YOUR OBJECTIVE:
Examine the material below. Gather every line in which the string "incorporating" appears.

PROVIDED MATERIAL:
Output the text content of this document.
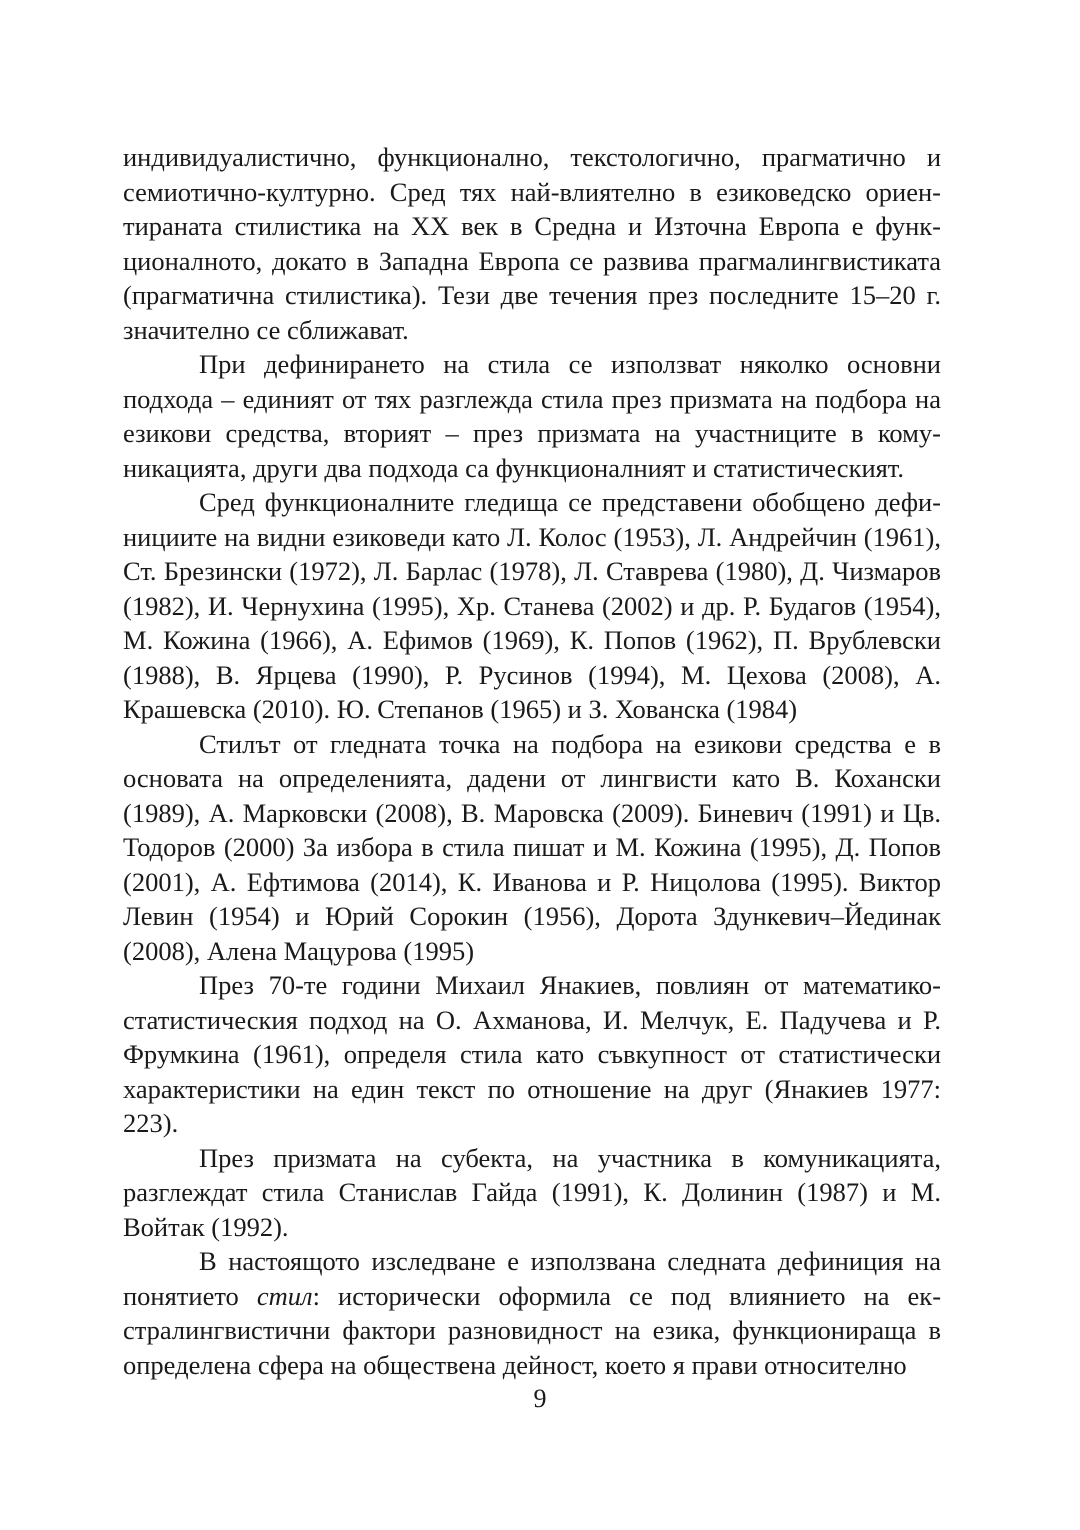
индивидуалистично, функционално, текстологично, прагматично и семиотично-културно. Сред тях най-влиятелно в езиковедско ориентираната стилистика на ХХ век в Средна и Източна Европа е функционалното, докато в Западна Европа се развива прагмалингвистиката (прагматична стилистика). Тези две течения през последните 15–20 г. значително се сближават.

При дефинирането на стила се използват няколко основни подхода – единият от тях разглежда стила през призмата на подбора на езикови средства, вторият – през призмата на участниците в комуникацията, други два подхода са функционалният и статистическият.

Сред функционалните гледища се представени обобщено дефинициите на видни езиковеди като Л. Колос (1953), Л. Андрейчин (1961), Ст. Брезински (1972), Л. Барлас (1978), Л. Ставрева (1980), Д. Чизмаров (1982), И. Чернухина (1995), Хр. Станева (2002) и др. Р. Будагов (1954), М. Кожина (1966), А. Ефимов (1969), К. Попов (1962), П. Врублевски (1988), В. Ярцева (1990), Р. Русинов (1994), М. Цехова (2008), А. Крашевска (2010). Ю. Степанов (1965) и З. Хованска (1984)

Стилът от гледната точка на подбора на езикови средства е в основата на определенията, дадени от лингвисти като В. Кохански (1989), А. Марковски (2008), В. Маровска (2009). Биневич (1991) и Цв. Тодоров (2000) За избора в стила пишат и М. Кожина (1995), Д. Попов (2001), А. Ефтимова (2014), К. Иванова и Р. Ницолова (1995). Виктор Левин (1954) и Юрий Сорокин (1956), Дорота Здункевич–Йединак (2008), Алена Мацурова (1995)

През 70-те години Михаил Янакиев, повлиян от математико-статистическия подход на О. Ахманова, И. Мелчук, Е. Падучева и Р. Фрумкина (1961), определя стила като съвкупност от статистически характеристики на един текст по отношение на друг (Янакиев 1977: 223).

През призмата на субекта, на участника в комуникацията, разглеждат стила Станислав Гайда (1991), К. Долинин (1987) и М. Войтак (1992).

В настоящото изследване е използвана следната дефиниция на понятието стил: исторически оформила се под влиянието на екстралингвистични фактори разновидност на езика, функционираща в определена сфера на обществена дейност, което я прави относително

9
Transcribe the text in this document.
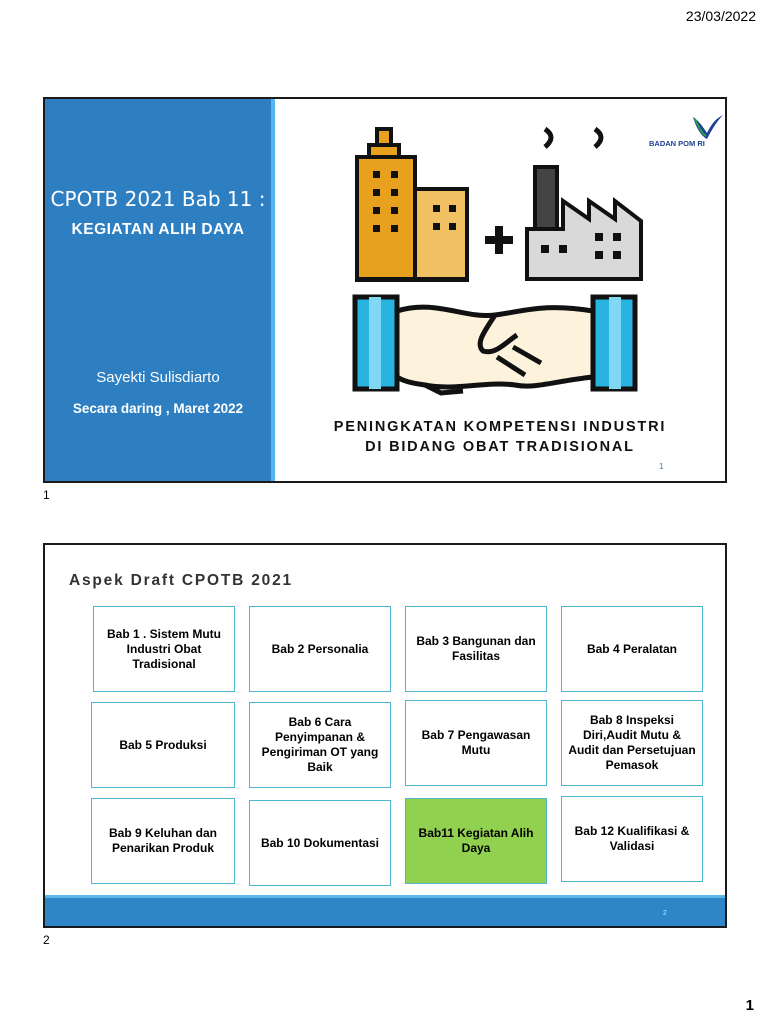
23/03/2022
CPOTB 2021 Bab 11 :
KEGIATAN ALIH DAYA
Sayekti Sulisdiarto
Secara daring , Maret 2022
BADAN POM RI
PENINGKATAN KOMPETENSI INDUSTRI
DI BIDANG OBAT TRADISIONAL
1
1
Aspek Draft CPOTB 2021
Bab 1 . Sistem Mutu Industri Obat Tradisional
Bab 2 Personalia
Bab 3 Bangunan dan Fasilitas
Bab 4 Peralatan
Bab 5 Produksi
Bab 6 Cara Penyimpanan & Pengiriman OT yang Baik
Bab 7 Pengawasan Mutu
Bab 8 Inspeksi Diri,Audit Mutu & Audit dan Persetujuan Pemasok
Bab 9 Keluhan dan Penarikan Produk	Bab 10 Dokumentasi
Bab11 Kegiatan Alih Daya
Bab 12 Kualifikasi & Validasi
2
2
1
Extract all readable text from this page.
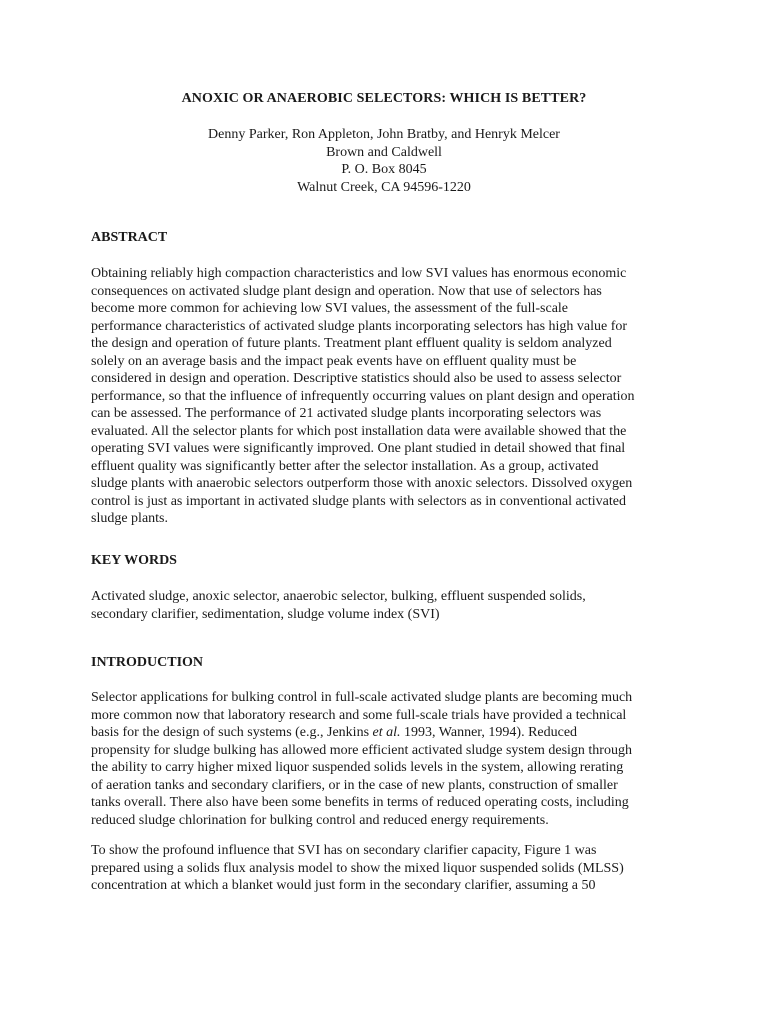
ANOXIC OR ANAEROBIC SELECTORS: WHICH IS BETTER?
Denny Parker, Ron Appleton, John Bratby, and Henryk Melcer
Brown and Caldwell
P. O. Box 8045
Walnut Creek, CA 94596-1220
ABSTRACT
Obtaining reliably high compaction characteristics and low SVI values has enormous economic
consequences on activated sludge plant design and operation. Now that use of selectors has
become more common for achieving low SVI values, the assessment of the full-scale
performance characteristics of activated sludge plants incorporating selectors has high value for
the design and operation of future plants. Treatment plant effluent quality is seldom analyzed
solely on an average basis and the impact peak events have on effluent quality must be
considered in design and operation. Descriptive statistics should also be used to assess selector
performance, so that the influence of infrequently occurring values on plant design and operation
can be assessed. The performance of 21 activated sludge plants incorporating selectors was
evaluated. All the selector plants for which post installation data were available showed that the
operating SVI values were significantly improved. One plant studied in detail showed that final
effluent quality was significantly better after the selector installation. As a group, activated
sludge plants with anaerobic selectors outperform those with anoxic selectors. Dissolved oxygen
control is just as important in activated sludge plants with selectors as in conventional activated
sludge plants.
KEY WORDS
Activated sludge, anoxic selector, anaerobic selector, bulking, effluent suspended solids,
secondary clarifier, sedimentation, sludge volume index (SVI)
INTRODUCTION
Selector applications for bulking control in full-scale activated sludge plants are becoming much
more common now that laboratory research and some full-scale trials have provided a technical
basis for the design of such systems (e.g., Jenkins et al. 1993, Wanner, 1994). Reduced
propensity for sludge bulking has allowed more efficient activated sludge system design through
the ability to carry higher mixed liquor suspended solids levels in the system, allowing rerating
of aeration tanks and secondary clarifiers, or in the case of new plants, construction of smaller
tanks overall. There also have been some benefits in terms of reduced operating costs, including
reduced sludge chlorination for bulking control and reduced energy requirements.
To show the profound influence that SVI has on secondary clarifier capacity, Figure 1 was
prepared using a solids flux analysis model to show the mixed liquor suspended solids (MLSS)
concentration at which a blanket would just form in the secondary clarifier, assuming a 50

RESULT OF THIS TASK:
performance characteristics of activated sludge plants incorporating selectors has high value for
can be assessed. The performance of 21 activated sludge plants incorporating selectors was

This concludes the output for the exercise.